Exercise objective. Omit all images. Write out the rest of the material exactly.

•••••

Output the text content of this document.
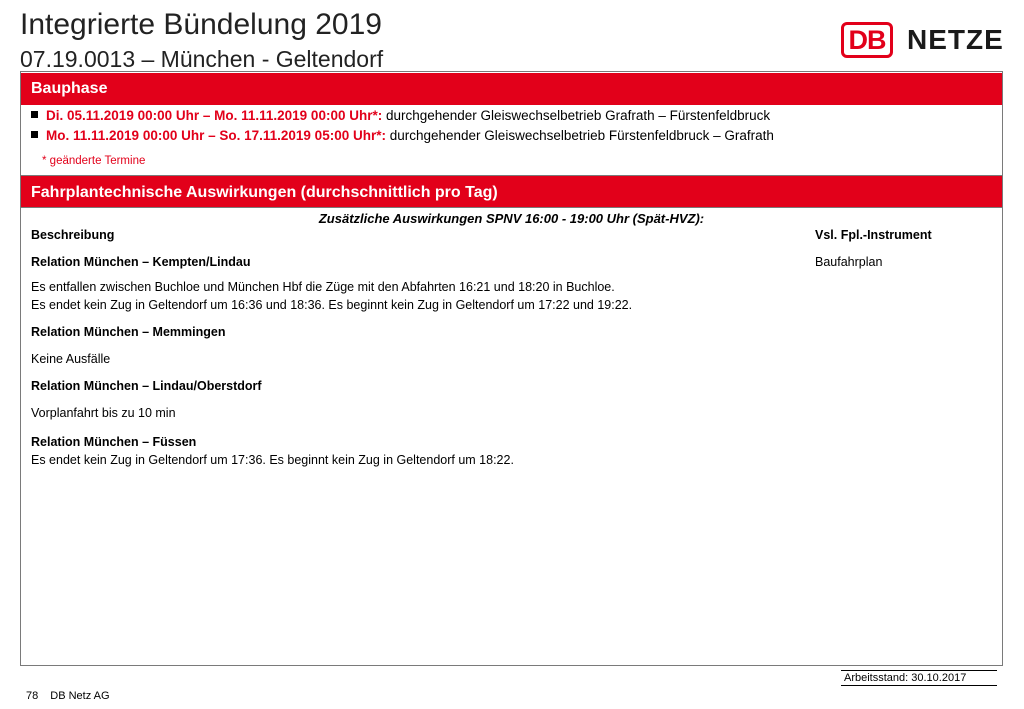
Integrierte Bündelung 2019
07.19.0013 – München - Geltendorf
DB NETZE
Bauphase
Di. 05.11.2019 00:00 Uhr – Mo. 11.11.2019 00:00 Uhr*: durchgehender Gleiswechselbetrieb Grafrath – Fürstenfeldbruck
Mo. 11.11.2019 00:00 Uhr – So. 17.11.2019 05:00 Uhr*: durchgehender Gleiswechselbetrieb Fürstenfeldbruck – Grafrath
* geänderte Termine
Fahrplantechnische Auswirkungen (durchschnittlich pro Tag)
Zusätzliche Auswirkungen SPNV 16:00 - 19:00 Uhr (Spät-HVZ):
Beschreibung	Vsl. Fpl.-Instrument
Relation München – Kempten/Lindau	Baufahrplan
Es entfallen zwischen Buchloe und München Hbf die Züge mit den Abfahrten 16:21 und 18:20 in Buchloe.
Es endet kein Zug in Geltendorf um 16:36 und 18:36. Es beginnt kein Zug in Geltendorf um 17:22 und 19:22.
Relation München – Memmingen
Keine Ausfälle
Relation München – Lindau/Oberstdorf
Vorplanfahrt bis zu 10 min
Relation München – Füssen
Es endet kein Zug in Geltendorf um 17:36. Es beginnt kein Zug in Geltendorf um 18:22.
Arbeitsstand: 30.10.2017
78 DB Netz AG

•••••

Response to this task.
Output the text content of this document.
Integrierte Bündelung 2019
07.19.0013 – München - Geltendorf
DB NETZE
Bauphase
Di. 05.11.2019 00:00 Uhr – Mo. 11.11.2019 00:00 Uhr*: durchgehender Gleiswechselbetrieb Grafrath – Fürstenfeldbruck
Mo. 11.11.2019 00:00 Uhr – So. 17.11.2019 05:00 Uhr*: durchgehender Gleiswechselbetrieb Fürstenfeldbruck – Grafrath
* geänderte Termine
Fahrplantechnische Auswirkungen (durchschnittlich pro Tag)
Zusätzliche Auswirkungen SPNV 16:00 - 19:00 Uhr (Spät-HVZ):
Beschreibung	Vsl. Fpl.-Instrument
Relation München – Kempten/Lindau	Baufahrplan
Es entfallen zwischen Buchloe und München Hbf die Züge mit den Abfahrten 16:21 und 18:20 in Buchloe.
Es endet kein Zug in Geltendorf um 16:36 und 18:36. Es beginnt kein Zug in Geltendorf um 17:22 und 19:22.
Relation München – Memmingen
Keine Ausfälle
Relation München – Lindau/Oberstdorf
Vorplanfahrt bis zu 10 min
Relation München – Füssen
Es endet kein Zug in Geltendorf um 17:36. Es beginnt kein Zug in Geltendorf um 18:22.
Arbeitsstand: 30.10.2017
78 DB Netz AG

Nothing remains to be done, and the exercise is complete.